_MATERIAL SUPPLIED_:

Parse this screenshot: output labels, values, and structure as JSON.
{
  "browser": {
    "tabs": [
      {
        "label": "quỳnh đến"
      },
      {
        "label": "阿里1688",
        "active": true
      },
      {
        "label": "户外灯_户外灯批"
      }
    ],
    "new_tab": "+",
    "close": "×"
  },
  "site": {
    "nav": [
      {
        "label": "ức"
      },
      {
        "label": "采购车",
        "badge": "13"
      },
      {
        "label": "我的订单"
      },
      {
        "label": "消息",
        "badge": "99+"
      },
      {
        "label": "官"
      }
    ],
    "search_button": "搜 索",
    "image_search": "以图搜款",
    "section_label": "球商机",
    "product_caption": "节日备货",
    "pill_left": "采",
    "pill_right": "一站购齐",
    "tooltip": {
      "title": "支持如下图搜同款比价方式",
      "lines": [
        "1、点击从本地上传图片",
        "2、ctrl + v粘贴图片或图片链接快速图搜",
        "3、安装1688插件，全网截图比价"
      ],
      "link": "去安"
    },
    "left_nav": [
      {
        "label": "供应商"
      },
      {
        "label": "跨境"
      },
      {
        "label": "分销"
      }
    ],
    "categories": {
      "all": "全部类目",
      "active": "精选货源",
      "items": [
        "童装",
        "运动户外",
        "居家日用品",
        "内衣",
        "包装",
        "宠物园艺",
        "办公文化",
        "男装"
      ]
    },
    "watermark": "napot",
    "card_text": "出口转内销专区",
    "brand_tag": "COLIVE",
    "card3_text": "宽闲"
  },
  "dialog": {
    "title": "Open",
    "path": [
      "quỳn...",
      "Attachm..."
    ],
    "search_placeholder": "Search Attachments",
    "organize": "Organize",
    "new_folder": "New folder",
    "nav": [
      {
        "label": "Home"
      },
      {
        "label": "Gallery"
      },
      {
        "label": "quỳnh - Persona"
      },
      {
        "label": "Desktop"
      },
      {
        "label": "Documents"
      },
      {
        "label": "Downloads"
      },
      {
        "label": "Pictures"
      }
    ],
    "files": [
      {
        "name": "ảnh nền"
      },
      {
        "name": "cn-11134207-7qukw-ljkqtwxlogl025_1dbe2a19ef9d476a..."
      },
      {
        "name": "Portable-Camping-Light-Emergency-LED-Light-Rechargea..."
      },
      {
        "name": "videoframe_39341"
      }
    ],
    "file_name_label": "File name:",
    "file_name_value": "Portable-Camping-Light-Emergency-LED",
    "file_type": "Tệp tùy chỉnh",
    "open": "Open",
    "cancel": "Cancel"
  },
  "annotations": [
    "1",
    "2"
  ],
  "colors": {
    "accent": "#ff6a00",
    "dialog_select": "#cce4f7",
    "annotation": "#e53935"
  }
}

_TASK TO COMPLETE_:
Write each line above out exactly.

_SOLUTION BELOW_:
Parse this screenshot: output labels, values, and structure as JSON.
{
  "browser": {
    "tabs": [
      {
        "label": "quỳnh đến"
      },
      {
        "label": "阿里1688",
        "active": true
      },
      {
        "label": "户外灯_户外灯批"
      }
    ],
    "new_tab": "+",
    "close": "×"
  },
  "site": {
    "nav": [
      {
        "label": "ức"
      },
      {
        "label": "采购车",
        "badge": "13"
      },
      {
        "label": "我的订单"
      },
      {
        "label": "消息",
        "badge": "99+"
      },
      {
        "label": "官"
      }
    ],
    "search_button": "搜 索",
    "image_search": "以图搜款",
    "section_label": "球商机",
    "product_caption": "节日备货",
    "pill_left": "采",
    "pill_right": "一站购齐",
    "tooltip": {
      "title": "支持如下图搜同款比价方式",
      "lines": [
        "1、点击从本地上传图片",
        "2、ctrl + v粘贴图片或图片链接快速图搜",
        "3、安装1688插件，全网截图比价"
      ],
      "link": "去安"
    },
    "left_nav": [
      {
        "label": "供应商"
      },
      {
        "label": "跨境"
      },
      {
        "label": "分销"
      }
    ],
    "categories": {
      "all": "全部类目",
      "active": "精选货源",
      "items": [
        "童装",
        "运动户外",
        "居家日用品",
        "内衣",
        "包装",
        "宠物园艺",
        "办公文化",
        "男装"
      ]
    },
    "watermark": "napot",
    "card_text": "出口转内销专区",
    "brand_tag": "COLIVE",
    "card3_text": "宽闲"
  },
  "dialog": {
    "title": "Open",
    "path": [
      "quỳn...",
      "Attachm..."
    ],
    "search_placeholder": "Search Attachments",
    "organize": "Organize",
    "new_folder": "New folder",
    "nav": [
      {
        "label": "Home"
      },
      {
        "label": "Gallery"
      },
      {
        "label": "quỳnh - Persona"
      },
      {
        "label": "Desktop"
      },
      {
        "label": "Documents"
      },
      {
        "label": "Downloads"
      },
      {
        "label": "Pictures"
      }
    ],
    "files": [
      {
        "name": "ảnh nền"
      },
      {
        "name": "cn-11134207-7qukw-ljkqtwxlogl025_1dbe2a19ef9d476a..."
      },
      {
        "name": "Portable-Camping-Light-Emergency-LED-Light-Rechargea..."
      },
      {
        "name": "videoframe_39341"
      }
    ],
    "file_name_label": "File name:",
    "file_name_value": "Portable-Camping-Light-Emergency-LED",
    "file_type": "Tệp tùy chỉnh",
    "open": "Open",
    "cancel": "Cancel"
  },
  "annotations": [
    "1",
    "2"
  ],
  "colors": {
    "accent": "#ff6a00",
    "dialog_select": "#cce4f7",
    "annotation": "#e53935"
  }
}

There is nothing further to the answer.